─── RAW DATA ───
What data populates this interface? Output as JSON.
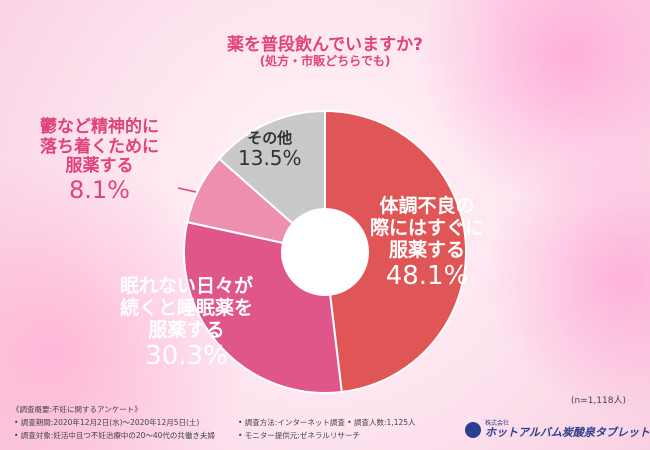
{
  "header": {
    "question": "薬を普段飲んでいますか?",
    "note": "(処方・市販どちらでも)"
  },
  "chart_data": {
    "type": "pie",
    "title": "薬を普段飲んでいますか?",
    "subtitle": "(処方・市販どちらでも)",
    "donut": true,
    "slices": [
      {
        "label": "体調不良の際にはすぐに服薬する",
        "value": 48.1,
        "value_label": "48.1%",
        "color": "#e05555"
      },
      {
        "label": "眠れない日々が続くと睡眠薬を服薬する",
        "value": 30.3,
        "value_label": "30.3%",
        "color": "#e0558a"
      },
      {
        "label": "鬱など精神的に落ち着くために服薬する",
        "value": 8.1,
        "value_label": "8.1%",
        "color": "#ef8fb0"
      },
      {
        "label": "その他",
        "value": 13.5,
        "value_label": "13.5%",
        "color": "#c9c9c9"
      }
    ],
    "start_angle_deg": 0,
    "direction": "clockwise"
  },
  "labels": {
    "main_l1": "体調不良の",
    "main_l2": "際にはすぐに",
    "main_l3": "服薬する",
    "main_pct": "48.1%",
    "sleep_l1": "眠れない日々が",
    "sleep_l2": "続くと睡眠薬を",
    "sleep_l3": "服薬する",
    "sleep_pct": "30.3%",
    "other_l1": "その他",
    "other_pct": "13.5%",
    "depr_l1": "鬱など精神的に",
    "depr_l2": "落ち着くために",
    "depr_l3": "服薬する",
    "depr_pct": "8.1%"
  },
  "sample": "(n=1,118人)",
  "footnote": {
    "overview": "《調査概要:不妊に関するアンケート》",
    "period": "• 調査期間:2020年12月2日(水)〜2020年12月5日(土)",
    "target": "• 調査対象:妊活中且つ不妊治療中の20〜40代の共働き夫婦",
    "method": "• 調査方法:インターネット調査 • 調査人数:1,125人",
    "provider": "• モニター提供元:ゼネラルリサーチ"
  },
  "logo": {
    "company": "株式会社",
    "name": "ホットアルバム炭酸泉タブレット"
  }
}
───
Extract every line of the data exactly; pictures stay out.

* ANSWER IN FULL
What data populates this interface? Output as JSON.
{
  "header": {
    "question": "薬を普段飲んでいますか?",
    "note": "(処方・市販どちらでも)"
  },
  "chart_data": {
    "type": "pie",
    "title": "薬を普段飲んでいますか?",
    "subtitle": "(処方・市販どちらでも)",
    "donut": true,
    "slices": [
      {
        "label": "体調不良の際にはすぐに服薬する",
        "value": 48.1,
        "value_label": "48.1%",
        "color": "#e05555"
      },
      {
        "label": "眠れない日々が続くと睡眠薬を服薬する",
        "value": 30.3,
        "value_label": "30.3%",
        "color": "#e0558a"
      },
      {
        "label": "鬱など精神的に落ち着くために服薬する",
        "value": 8.1,
        "value_label": "8.1%",
        "color": "#ef8fb0"
      },
      {
        "label": "その他",
        "value": 13.5,
        "value_label": "13.5%",
        "color": "#c9c9c9"
      }
    ],
    "start_angle_deg": 0,
    "direction": "clockwise"
  },
  "labels": {
    "main_l1": "体調不良の",
    "main_l2": "際にはすぐに",
    "main_l3": "服薬する",
    "main_pct": "48.1%",
    "sleep_l1": "眠れない日々が",
    "sleep_l2": "続くと睡眠薬を",
    "sleep_l3": "服薬する",
    "sleep_pct": "30.3%",
    "other_l1": "その他",
    "other_pct": "13.5%",
    "depr_l1": "鬱など精神的に",
    "depr_l2": "落ち着くために",
    "depr_l3": "服薬する",
    "depr_pct": "8.1%"
  },
  "sample": "(n=1,118人)",
  "footnote": {
    "overview": "《調査概要:不妊に関するアンケート》",
    "period": "• 調査期間:2020年12月2日(水)〜2020年12月5日(土)",
    "target": "• 調査対象:妊活中且つ不妊治療中の20〜40代の共働き夫婦",
    "method": "• 調査方法:インターネット調査 • 調査人数:1,125人",
    "provider": "• モニター提供元:ゼネラルリサーチ"
  },
  "logo": {
    "company": "株式会社",
    "name": "ホットアルバム炭酸泉タブレット"
  }
}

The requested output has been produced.